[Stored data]
■ ■ ■ ■ ■

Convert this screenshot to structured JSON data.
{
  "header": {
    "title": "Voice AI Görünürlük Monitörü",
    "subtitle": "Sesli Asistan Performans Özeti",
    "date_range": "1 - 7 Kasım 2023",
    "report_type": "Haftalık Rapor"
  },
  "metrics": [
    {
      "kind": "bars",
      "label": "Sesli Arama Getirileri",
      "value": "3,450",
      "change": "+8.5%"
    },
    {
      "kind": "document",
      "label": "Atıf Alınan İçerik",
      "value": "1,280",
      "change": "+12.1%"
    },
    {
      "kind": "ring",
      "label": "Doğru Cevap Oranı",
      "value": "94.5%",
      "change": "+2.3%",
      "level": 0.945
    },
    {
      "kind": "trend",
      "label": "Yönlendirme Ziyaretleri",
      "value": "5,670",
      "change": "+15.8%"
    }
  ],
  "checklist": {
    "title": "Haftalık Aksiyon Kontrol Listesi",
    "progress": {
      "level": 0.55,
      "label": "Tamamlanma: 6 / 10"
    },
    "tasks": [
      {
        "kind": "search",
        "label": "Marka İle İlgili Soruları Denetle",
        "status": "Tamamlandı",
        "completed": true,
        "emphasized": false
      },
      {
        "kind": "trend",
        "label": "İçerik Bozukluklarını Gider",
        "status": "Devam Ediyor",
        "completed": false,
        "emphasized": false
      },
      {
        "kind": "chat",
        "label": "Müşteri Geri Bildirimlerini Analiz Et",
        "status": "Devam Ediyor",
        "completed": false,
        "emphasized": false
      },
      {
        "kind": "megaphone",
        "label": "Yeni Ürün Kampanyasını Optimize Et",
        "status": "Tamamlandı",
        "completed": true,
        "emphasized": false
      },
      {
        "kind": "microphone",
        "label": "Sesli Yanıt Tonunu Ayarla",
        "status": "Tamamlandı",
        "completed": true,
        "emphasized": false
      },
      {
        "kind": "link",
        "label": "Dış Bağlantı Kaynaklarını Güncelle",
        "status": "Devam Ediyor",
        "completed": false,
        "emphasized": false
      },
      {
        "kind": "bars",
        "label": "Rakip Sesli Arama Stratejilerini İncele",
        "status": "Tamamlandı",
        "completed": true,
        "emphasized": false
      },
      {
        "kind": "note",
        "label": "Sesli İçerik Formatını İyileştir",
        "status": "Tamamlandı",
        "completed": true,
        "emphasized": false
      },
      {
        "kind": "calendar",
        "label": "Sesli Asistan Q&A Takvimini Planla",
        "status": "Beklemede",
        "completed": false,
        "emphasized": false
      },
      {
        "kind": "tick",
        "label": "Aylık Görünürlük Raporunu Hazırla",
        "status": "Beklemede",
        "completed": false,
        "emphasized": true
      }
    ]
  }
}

■ ■ ■ ■ ■

Repeat every entry exactly as written above.

Convert this screenshot to structured JSON data.
{
  "header": {
    "title": "Voice AI Görünürlük Monitörü",
    "subtitle": "Sesli Asistan Performans Özeti",
    "date_range": "1 - 7 Kasım 2023",
    "report_type": "Haftalık Rapor"
  },
  "metrics": [
    {
      "kind": "bars",
      "label": "Sesli Arama Getirileri",
      "value": "3,450",
      "change": "+8.5%"
    },
    {
      "kind": "document",
      "label": "Atıf Alınan İçerik",
      "value": "1,280",
      "change": "+12.1%"
    },
    {
      "kind": "ring",
      "label": "Doğru Cevap Oranı",
      "value": "94.5%",
      "change": "+2.3%",
      "level": 0.945
    },
    {
      "kind": "trend",
      "label": "Yönlendirme Ziyaretleri",
      "value": "5,670",
      "change": "+15.8%"
    }
  ],
  "checklist": {
    "title": "Haftalık Aksiyon Kontrol Listesi",
    "progress": {
      "level": 0.55,
      "label": "Tamamlanma: 6 / 10"
    },
    "tasks": [
      {
        "kind": "search",
        "label": "Marka İle İlgili Soruları Denetle",
        "status": "Tamamlandı",
        "completed": true,
        "emphasized": false
      },
      {
        "kind": "trend",
        "label": "İçerik Bozukluklarını Gider",
        "status": "Devam Ediyor",
        "completed": false,
        "emphasized": false
      },
      {
        "kind": "chat",
        "label": "Müşteri Geri Bildirimlerini Analiz Et",
        "status": "Devam Ediyor",
        "completed": false,
        "emphasized": false
      },
      {
        "kind": "megaphone",
        "label": "Yeni Ürün Kampanyasını Optimize Et",
        "status": "Tamamlandı",
        "completed": true,
        "emphasized": false
      },
      {
        "kind": "microphone",
        "label": "Sesli Yanıt Tonunu Ayarla",
        "status": "Tamamlandı",
        "completed": true,
        "emphasized": false
      },
      {
        "kind": "link",
        "label": "Dış Bağlantı Kaynaklarını Güncelle",
        "status": "Devam Ediyor",
        "completed": false,
        "emphasized": false
      },
      {
        "kind": "bars",
        "label": "Rakip Sesli Arama Stratejilerini İncele",
        "status": "Tamamlandı",
        "completed": true,
        "emphasized": false
      },
      {
        "kind": "note",
        "label": "Sesli İçerik Formatını İyileştir",
        "status": "Tamamlandı",
        "completed": true,
        "emphasized": false
      },
      {
        "kind": "calendar",
        "label": "Sesli Asistan Q&A Takvimini Planla",
        "status": "Beklemede",
        "completed": false,
        "emphasized": false
      },
      {
        "kind": "tick",
        "label": "Aylık Görünürlük Raporunu Hazırla",
        "status": "Beklemede",
        "completed": false,
        "emphasized": true
      }
    ]
  }
}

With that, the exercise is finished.